### MATERIAL PROVIDED
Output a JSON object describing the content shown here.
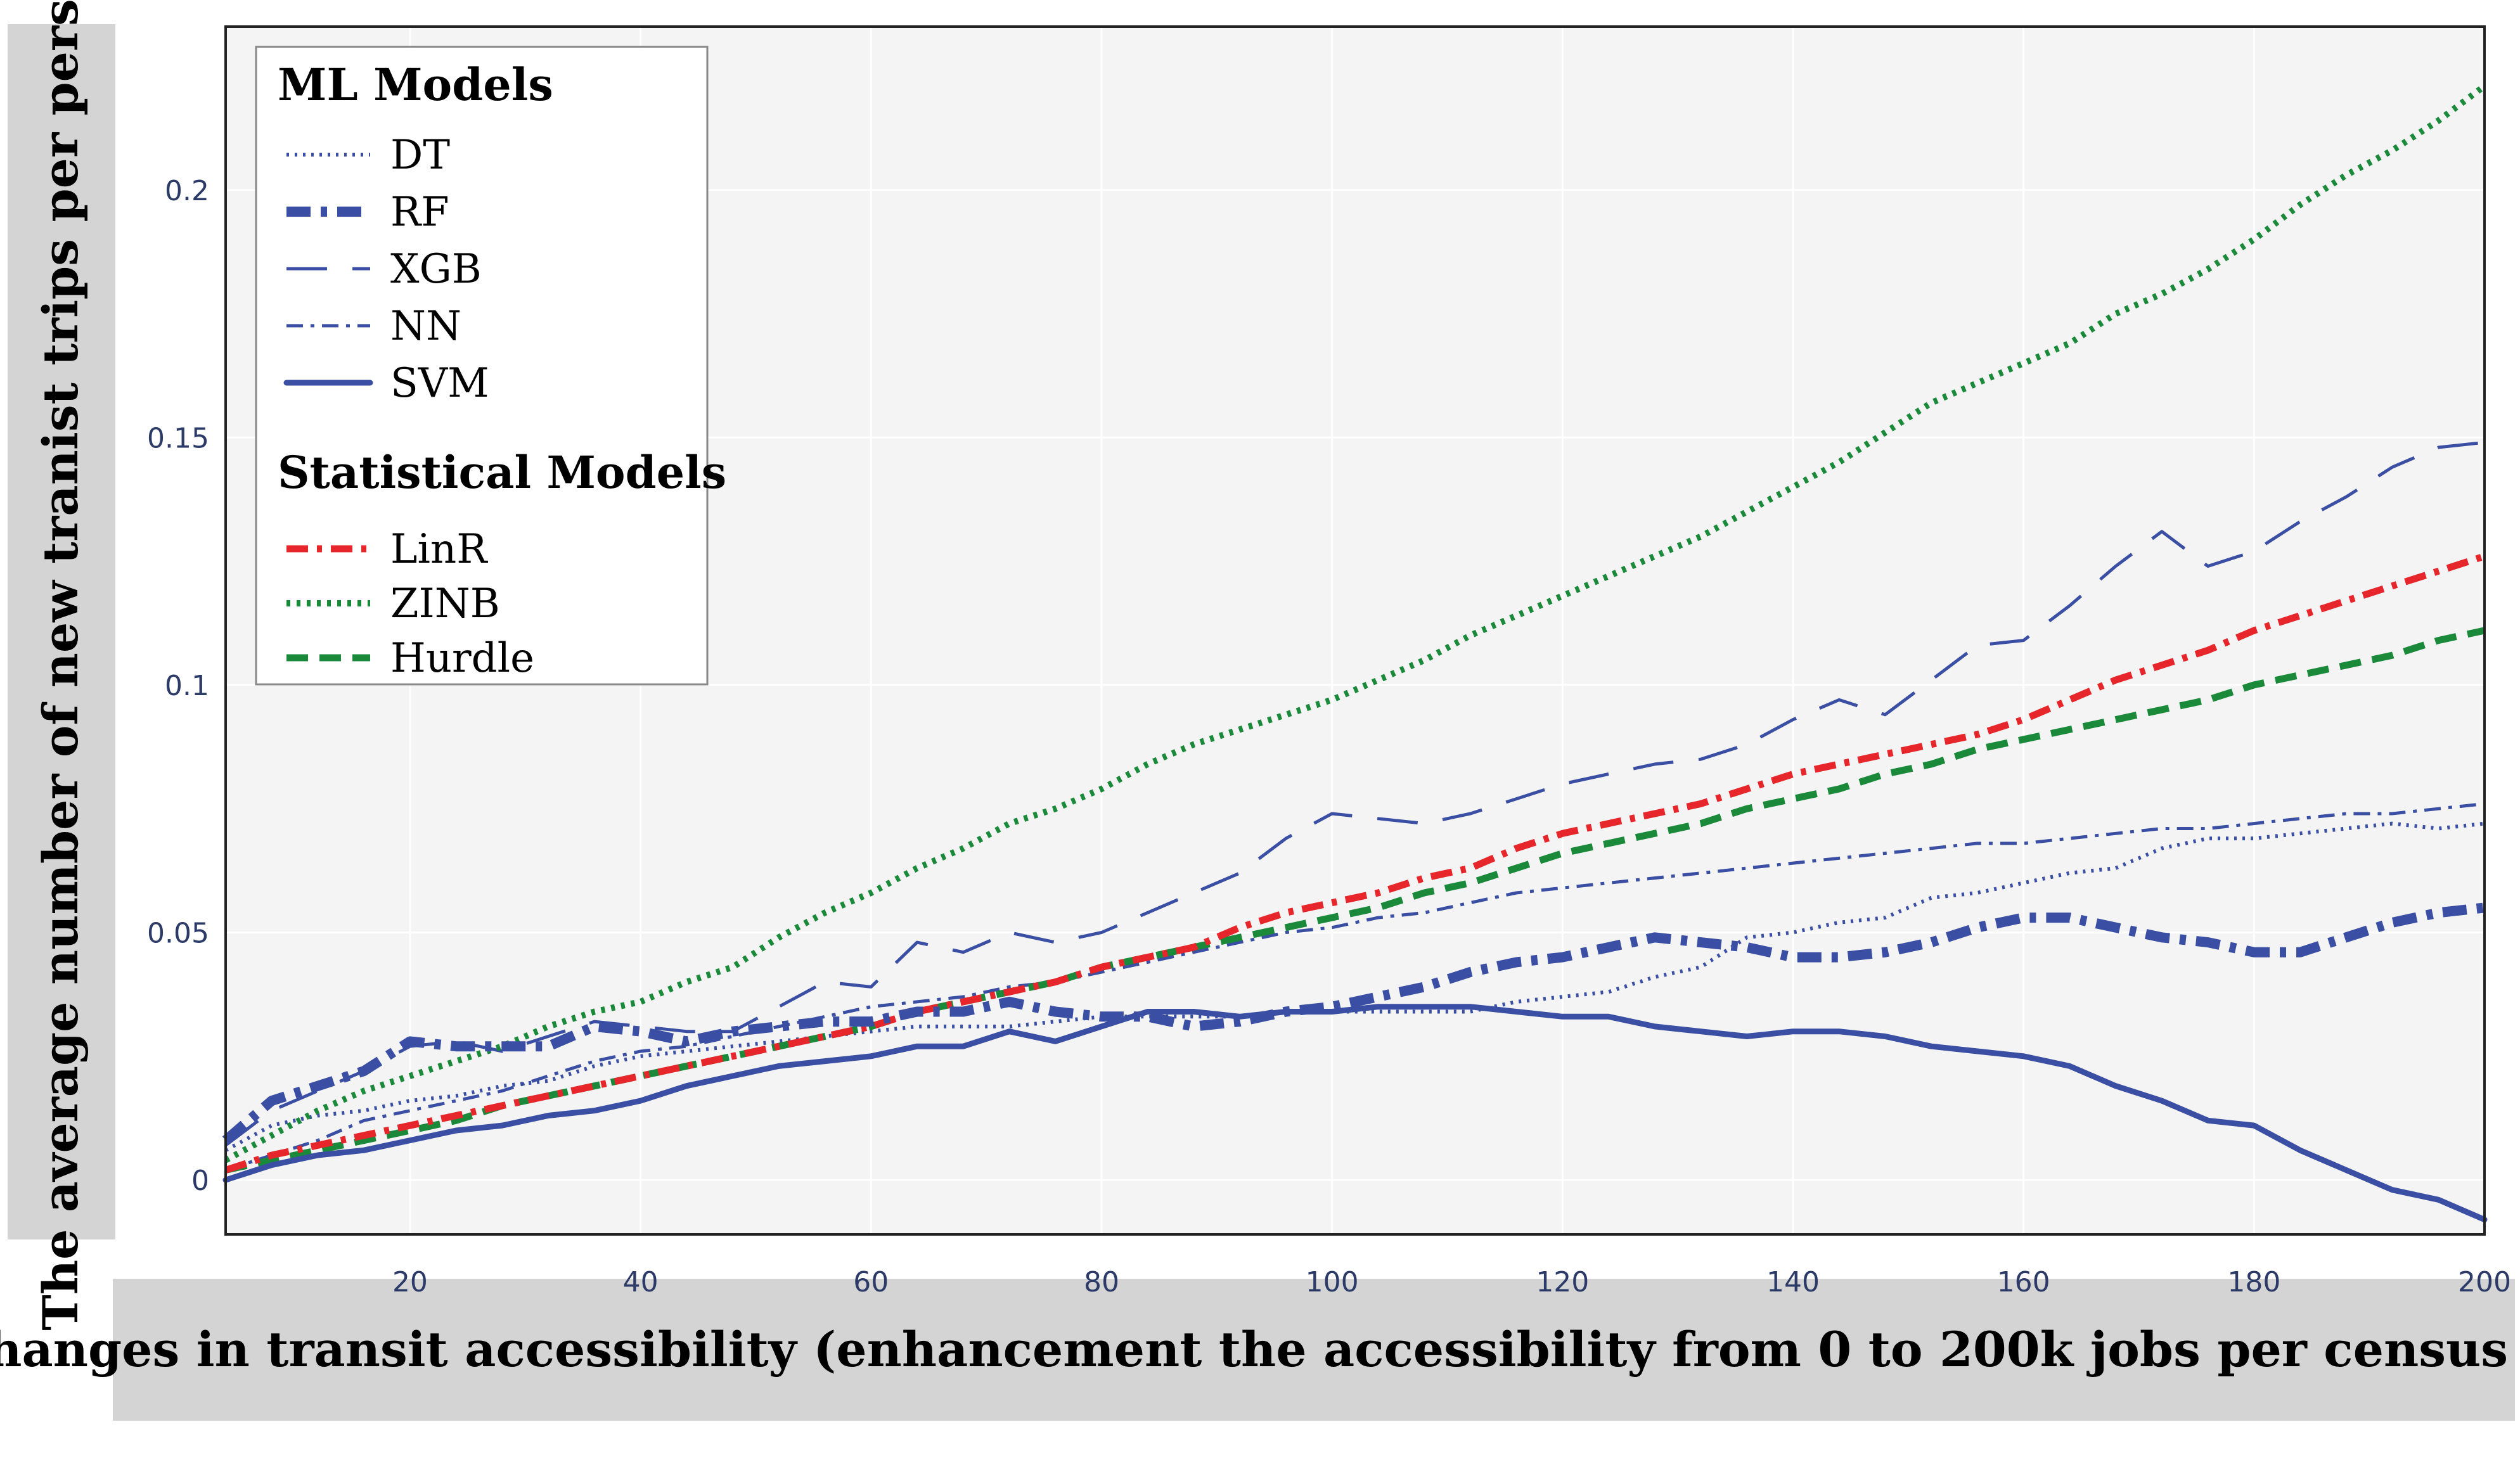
{
  "chart_data": {
    "type": "line",
    "title": "",
    "xlabel": "Changes in transit accessibility (enhancement the accessibility from 0 to 200k jobs per census tract)",
    "ylabel": "The average number of new tranist trips per person",
    "xlim": [
      4,
      200
    ],
    "ylim": [
      -0.011,
      0.233
    ],
    "xticks": [
      20,
      40,
      60,
      80,
      100,
      120,
      140,
      160,
      180,
      200
    ],
    "xtick_labels": [
      "20",
      "40",
      "60",
      "80",
      "100",
      "120",
      "140",
      "160",
      "180",
      "200"
    ],
    "yticks": [
      0,
      0.05,
      0.1,
      0.15,
      0.2
    ],
    "ytick_labels": [
      "0",
      "0.05",
      "0.1",
      "0.15",
      "0.2"
    ],
    "grid": true,
    "legend": {
      "position": "top-left",
      "groups": [
        {
          "title": "ML Models",
          "items": [
            "DT",
            "RF",
            "XGB",
            "NN",
            "SVM"
          ]
        },
        {
          "title": "Statistical Models",
          "items": [
            "LinR",
            "ZINB",
            "Hurdle"
          ]
        }
      ]
    },
    "series": [
      {
        "name": "DT",
        "group": "ML Models",
        "color": "#3a4fa3",
        "style": "dotted",
        "x": [
          4,
          8,
          12,
          16,
          20,
          24,
          28,
          32,
          36,
          40,
          44,
          48,
          52,
          56,
          60,
          64,
          68,
          72,
          76,
          80,
          84,
          88,
          92,
          96,
          100,
          104,
          108,
          112,
          116,
          120,
          124,
          128,
          132,
          136,
          140,
          144,
          148,
          152,
          156,
          160,
          164,
          168,
          172,
          176,
          180,
          184,
          188,
          192,
          196,
          200
        ],
        "y": [
          0.006,
          0.011,
          0.013,
          0.014,
          0.016,
          0.017,
          0.019,
          0.02,
          0.023,
          0.025,
          0.026,
          0.027,
          0.028,
          0.029,
          0.03,
          0.031,
          0.031,
          0.031,
          0.032,
          0.033,
          0.033,
          0.033,
          0.033,
          0.034,
          0.034,
          0.034,
          0.034,
          0.034,
          0.036,
          0.037,
          0.038,
          0.041,
          0.043,
          0.049,
          0.05,
          0.052,
          0.053,
          0.057,
          0.058,
          0.06,
          0.062,
          0.063,
          0.067,
          0.069,
          0.069,
          0.07,
          0.071,
          0.072,
          0.071,
          0.072
        ]
      },
      {
        "name": "RF",
        "group": "ML Models",
        "color": "#3a4fa3",
        "style": "thick-dashdot",
        "x": [
          4,
          8,
          12,
          16,
          20,
          24,
          28,
          32,
          36,
          40,
          44,
          48,
          52,
          56,
          60,
          64,
          68,
          72,
          76,
          80,
          84,
          88,
          92,
          96,
          100,
          104,
          108,
          112,
          116,
          120,
          124,
          128,
          132,
          136,
          140,
          144,
          148,
          152,
          156,
          160,
          164,
          168,
          172,
          176,
          180,
          184,
          188,
          192,
          196,
          200
        ],
        "y": [
          0.008,
          0.016,
          0.019,
          0.022,
          0.028,
          0.027,
          0.027,
          0.027,
          0.031,
          0.03,
          0.028,
          0.03,
          0.031,
          0.032,
          0.032,
          0.034,
          0.034,
          0.036,
          0.034,
          0.033,
          0.033,
          0.031,
          0.032,
          0.034,
          0.035,
          0.037,
          0.039,
          0.042,
          0.044,
          0.045,
          0.047,
          0.049,
          0.048,
          0.047,
          0.045,
          0.045,
          0.046,
          0.048,
          0.051,
          0.053,
          0.053,
          0.051,
          0.049,
          0.048,
          0.046,
          0.046,
          0.049,
          0.052,
          0.054,
          0.055
        ]
      },
      {
        "name": "XGB",
        "group": "ML Models",
        "color": "#3a4fa3",
        "style": "long-dash",
        "x": [
          4,
          8,
          12,
          16,
          20,
          24,
          28,
          32,
          36,
          40,
          44,
          48,
          52,
          56,
          60,
          64,
          68,
          72,
          76,
          80,
          84,
          88,
          92,
          96,
          100,
          104,
          108,
          112,
          116,
          120,
          124,
          128,
          132,
          136,
          140,
          144,
          148,
          152,
          156,
          160,
          164,
          168,
          172,
          176,
          180,
          184,
          188,
          192,
          196,
          200
        ],
        "y": [
          0.007,
          0.014,
          0.018,
          0.022,
          0.027,
          0.028,
          0.026,
          0.029,
          0.032,
          0.031,
          0.03,
          0.03,
          0.035,
          0.04,
          0.039,
          0.048,
          0.046,
          0.05,
          0.048,
          0.05,
          0.054,
          0.058,
          0.062,
          0.069,
          0.074,
          0.073,
          0.072,
          0.074,
          0.077,
          0.08,
          0.082,
          0.084,
          0.085,
          0.088,
          0.093,
          0.097,
          0.094,
          0.101,
          0.108,
          0.109,
          0.116,
          0.124,
          0.131,
          0.124,
          0.127,
          0.133,
          0.138,
          0.144,
          0.148,
          0.149
        ]
      },
      {
        "name": "NN",
        "group": "ML Models",
        "color": "#3a4fa3",
        "style": "dashdot",
        "x": [
          4,
          8,
          12,
          16,
          20,
          24,
          28,
          32,
          36,
          40,
          44,
          48,
          52,
          56,
          60,
          64,
          68,
          72,
          76,
          80,
          84,
          88,
          92,
          96,
          100,
          104,
          108,
          112,
          116,
          120,
          124,
          128,
          132,
          136,
          140,
          144,
          148,
          152,
          156,
          160,
          164,
          168,
          172,
          176,
          180,
          184,
          188,
          192,
          196,
          200
        ],
        "y": [
          0.002,
          0.005,
          0.008,
          0.012,
          0.014,
          0.016,
          0.018,
          0.021,
          0.024,
          0.026,
          0.027,
          0.029,
          0.031,
          0.033,
          0.035,
          0.036,
          0.037,
          0.039,
          0.04,
          0.042,
          0.044,
          0.046,
          0.048,
          0.05,
          0.051,
          0.053,
          0.054,
          0.056,
          0.058,
          0.059,
          0.06,
          0.061,
          0.062,
          0.063,
          0.064,
          0.065,
          0.066,
          0.067,
          0.068,
          0.068,
          0.069,
          0.07,
          0.071,
          0.071,
          0.072,
          0.073,
          0.074,
          0.074,
          0.075,
          0.076
        ]
      },
      {
        "name": "SVM",
        "group": "ML Models",
        "color": "#3a4fa3",
        "style": "solid",
        "x": [
          4,
          8,
          12,
          16,
          20,
          24,
          28,
          32,
          36,
          40,
          44,
          48,
          52,
          56,
          60,
          64,
          68,
          72,
          76,
          80,
          84,
          88,
          92,
          96,
          100,
          104,
          108,
          112,
          116,
          120,
          124,
          128,
          132,
          136,
          140,
          144,
          148,
          152,
          156,
          160,
          164,
          168,
          172,
          176,
          180,
          184,
          188,
          192,
          196,
          200
        ],
        "y": [
          0.0,
          0.003,
          0.005,
          0.006,
          0.008,
          0.01,
          0.011,
          0.013,
          0.014,
          0.016,
          0.019,
          0.021,
          0.023,
          0.024,
          0.025,
          0.027,
          0.027,
          0.03,
          0.028,
          0.031,
          0.034,
          0.034,
          0.033,
          0.034,
          0.034,
          0.035,
          0.035,
          0.035,
          0.034,
          0.033,
          0.033,
          0.031,
          0.03,
          0.029,
          0.03,
          0.03,
          0.029,
          0.027,
          0.026,
          0.025,
          0.023,
          0.019,
          0.016,
          0.012,
          0.011,
          0.006,
          0.002,
          -0.002,
          -0.004,
          -0.008
        ]
      },
      {
        "name": "LinR",
        "group": "Statistical Models",
        "color": "#e6262a",
        "style": "dashdot",
        "x": [
          4,
          8,
          12,
          16,
          20,
          24,
          28,
          32,
          36,
          40,
          44,
          48,
          52,
          56,
          60,
          64,
          68,
          72,
          76,
          80,
          84,
          88,
          92,
          96,
          100,
          104,
          108,
          112,
          116,
          120,
          124,
          128,
          132,
          136,
          140,
          144,
          148,
          152,
          156,
          160,
          164,
          168,
          172,
          176,
          180,
          184,
          188,
          192,
          196,
          200
        ],
        "y": [
          0.002,
          0.005,
          0.007,
          0.009,
          0.011,
          0.013,
          0.015,
          0.017,
          0.019,
          0.021,
          0.023,
          0.025,
          0.027,
          0.029,
          0.031,
          0.034,
          0.036,
          0.038,
          0.04,
          0.043,
          0.045,
          0.047,
          0.051,
          0.054,
          0.056,
          0.058,
          0.061,
          0.063,
          0.067,
          0.07,
          0.072,
          0.074,
          0.076,
          0.079,
          0.082,
          0.084,
          0.086,
          0.088,
          0.09,
          0.093,
          0.097,
          0.101,
          0.104,
          0.107,
          0.111,
          0.114,
          0.117,
          0.12,
          0.123,
          0.126
        ]
      },
      {
        "name": "ZINB",
        "group": "Statistical Models",
        "color": "#1a8a3a",
        "style": "thick-dotted",
        "x": [
          4,
          8,
          12,
          16,
          20,
          24,
          28,
          32,
          36,
          40,
          44,
          48,
          52,
          56,
          60,
          64,
          68,
          72,
          76,
          80,
          84,
          88,
          92,
          96,
          100,
          104,
          108,
          112,
          116,
          120,
          124,
          128,
          132,
          136,
          140,
          144,
          148,
          152,
          156,
          160,
          164,
          168,
          172,
          176,
          180,
          184,
          188,
          192,
          196,
          200
        ],
        "y": [
          0.004,
          0.009,
          0.014,
          0.018,
          0.021,
          0.024,
          0.027,
          0.031,
          0.034,
          0.036,
          0.04,
          0.043,
          0.049,
          0.054,
          0.058,
          0.063,
          0.067,
          0.072,
          0.075,
          0.079,
          0.084,
          0.088,
          0.091,
          0.094,
          0.097,
          0.101,
          0.105,
          0.11,
          0.114,
          0.118,
          0.122,
          0.126,
          0.13,
          0.135,
          0.14,
          0.145,
          0.151,
          0.157,
          0.161,
          0.165,
          0.169,
          0.175,
          0.179,
          0.184,
          0.19,
          0.197,
          0.203,
          0.208,
          0.214,
          0.221
        ]
      },
      {
        "name": "Hurdle",
        "group": "Statistical Models",
        "color": "#1a8a3a",
        "style": "thick-dashed",
        "x": [
          4,
          8,
          12,
          16,
          20,
          24,
          28,
          32,
          36,
          40,
          44,
          48,
          52,
          56,
          60,
          64,
          68,
          72,
          76,
          80,
          84,
          88,
          92,
          96,
          100,
          104,
          108,
          112,
          116,
          120,
          124,
          128,
          132,
          136,
          140,
          144,
          148,
          152,
          156,
          160,
          164,
          168,
          172,
          176,
          180,
          184,
          188,
          192,
          196,
          200
        ],
        "y": [
          0.002,
          0.004,
          0.006,
          0.008,
          0.01,
          0.012,
          0.015,
          0.017,
          0.019,
          0.021,
          0.023,
          0.025,
          0.027,
          0.029,
          0.031,
          0.034,
          0.036,
          0.038,
          0.04,
          0.043,
          0.045,
          0.047,
          0.049,
          0.051,
          0.053,
          0.055,
          0.058,
          0.06,
          0.063,
          0.066,
          0.068,
          0.07,
          0.072,
          0.075,
          0.077,
          0.079,
          0.082,
          0.084,
          0.087,
          0.089,
          0.091,
          0.093,
          0.095,
          0.097,
          0.1,
          0.102,
          0.104,
          0.106,
          0.109,
          0.111
        ]
      }
    ]
  }
}
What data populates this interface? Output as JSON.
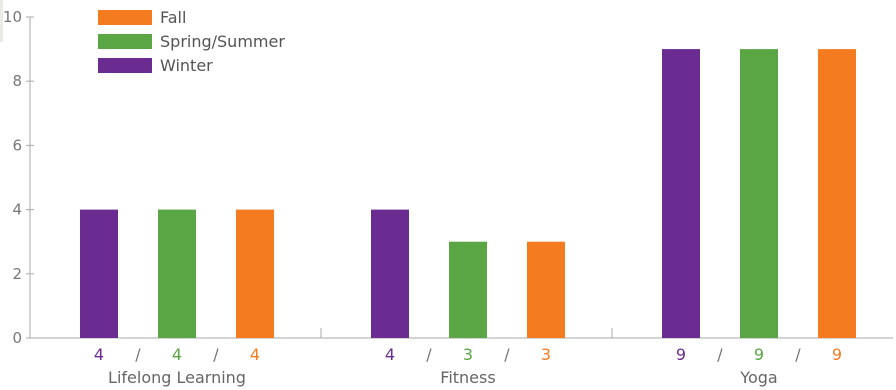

### TASK DIRECTIONS
Copy each line above that contains the word "name".

### RESULT FOR THIS EXERCISE
        "name": "DT",
        "name": "RF",
        "name": "XGB",
        "name": "NN",
        "name": "SVM",
        "name": "LinR",
        "name": "ZINB",
        "name": "Hurdle",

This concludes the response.